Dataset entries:
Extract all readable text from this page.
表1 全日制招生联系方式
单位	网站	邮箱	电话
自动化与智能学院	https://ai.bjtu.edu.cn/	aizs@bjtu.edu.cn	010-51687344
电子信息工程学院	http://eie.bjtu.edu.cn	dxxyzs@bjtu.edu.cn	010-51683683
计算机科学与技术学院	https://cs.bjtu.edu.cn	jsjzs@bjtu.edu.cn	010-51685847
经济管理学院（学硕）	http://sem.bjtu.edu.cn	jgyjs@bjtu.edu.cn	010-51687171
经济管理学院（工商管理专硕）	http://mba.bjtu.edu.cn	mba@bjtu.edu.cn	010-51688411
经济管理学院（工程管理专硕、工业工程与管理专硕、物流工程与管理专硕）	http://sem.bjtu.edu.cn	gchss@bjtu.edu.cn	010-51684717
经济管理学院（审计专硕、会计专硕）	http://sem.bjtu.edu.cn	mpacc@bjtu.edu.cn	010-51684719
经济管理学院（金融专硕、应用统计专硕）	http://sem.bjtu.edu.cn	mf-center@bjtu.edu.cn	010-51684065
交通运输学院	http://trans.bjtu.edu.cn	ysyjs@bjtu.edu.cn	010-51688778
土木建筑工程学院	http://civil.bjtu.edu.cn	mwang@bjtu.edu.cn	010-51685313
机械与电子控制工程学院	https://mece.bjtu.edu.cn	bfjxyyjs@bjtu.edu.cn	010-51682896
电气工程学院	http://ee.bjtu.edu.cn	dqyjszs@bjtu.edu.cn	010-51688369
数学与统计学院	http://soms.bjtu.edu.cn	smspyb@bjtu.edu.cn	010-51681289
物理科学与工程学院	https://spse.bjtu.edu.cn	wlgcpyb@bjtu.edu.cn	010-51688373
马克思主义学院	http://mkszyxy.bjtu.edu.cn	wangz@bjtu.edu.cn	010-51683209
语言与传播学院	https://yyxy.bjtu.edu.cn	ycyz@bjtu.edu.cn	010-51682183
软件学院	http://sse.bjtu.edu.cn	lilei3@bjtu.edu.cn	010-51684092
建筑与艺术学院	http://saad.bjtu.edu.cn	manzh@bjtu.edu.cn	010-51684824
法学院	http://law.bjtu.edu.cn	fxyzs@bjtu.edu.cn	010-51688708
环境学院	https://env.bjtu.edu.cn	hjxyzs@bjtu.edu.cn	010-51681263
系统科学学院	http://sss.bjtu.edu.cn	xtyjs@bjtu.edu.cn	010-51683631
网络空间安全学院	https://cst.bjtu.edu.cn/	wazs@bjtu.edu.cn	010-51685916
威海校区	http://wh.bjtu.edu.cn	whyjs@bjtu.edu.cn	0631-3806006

◆ **OBJECTIVE**: Once more, set down the full listing, verbatim.

◆ **SOLUTION**:
Extract all readable text from this page.
表1 全日制招生联系方式
单位	网站	邮箱	电话
自动化与智能学院	https://ai.bjtu.edu.cn/	aizs@bjtu.edu.cn	010-51687344
电子信息工程学院	http://eie.bjtu.edu.cn	dxxyzs@bjtu.edu.cn	010-51683683
计算机科学与技术学院	https://cs.bjtu.edu.cn	jsjzs@bjtu.edu.cn	010-51685847
经济管理学院（学硕）	http://sem.bjtu.edu.cn	jgyjs@bjtu.edu.cn	010-51687171
经济管理学院（工商管理专硕）	http://mba.bjtu.edu.cn	mba@bjtu.edu.cn	010-51688411
经济管理学院（工程管理专硕、工业工程与管理专硕、物流工程与管理专硕）	http://sem.bjtu.edu.cn	gchss@bjtu.edu.cn	010-51684717
经济管理学院（审计专硕、会计专硕）	http://sem.bjtu.edu.cn	mpacc@bjtu.edu.cn	010-51684719
经济管理学院（金融专硕、应用统计专硕）	http://sem.bjtu.edu.cn	mf-center@bjtu.edu.cn	010-51684065
交通运输学院	http://trans.bjtu.edu.cn	ysyjs@bjtu.edu.cn	010-51688778
土木建筑工程学院	http://civil.bjtu.edu.cn	mwang@bjtu.edu.cn	010-51685313
机械与电子控制工程学院	https://mece.bjtu.edu.cn	bfjxyyjs@bjtu.edu.cn	010-51682896
电气工程学院	http://ee.bjtu.edu.cn	dqyjszs@bjtu.edu.cn	010-51688369
数学与统计学院	http://soms.bjtu.edu.cn	smspyb@bjtu.edu.cn	010-51681289
物理科学与工程学院	https://spse.bjtu.edu.cn	wlgcpyb@bjtu.edu.cn	010-51688373
马克思主义学院	http://mkszyxy.bjtu.edu.cn	wangz@bjtu.edu.cn	010-51683209
语言与传播学院	https://yyxy.bjtu.edu.cn	ycyz@bjtu.edu.cn	010-51682183
软件学院	http://sse.bjtu.edu.cn	lilei3@bjtu.edu.cn	010-51684092
建筑与艺术学院	http://saad.bjtu.edu.cn	manzh@bjtu.edu.cn	010-51684824
法学院	http://law.bjtu.edu.cn	fxyzs@bjtu.edu.cn	010-51688708
环境学院	https://env.bjtu.edu.cn	hjxyzs@bjtu.edu.cn	010-51681263
系统科学学院	http://sss.bjtu.edu.cn	xtyjs@bjtu.edu.cn	010-51683631
网络空间安全学院	https://cst.bjtu.edu.cn/	wazs@bjtu.edu.cn	010-51685916
威海校区	http://wh.bjtu.edu.cn	whyjs@bjtu.edu.cn	0631-3806006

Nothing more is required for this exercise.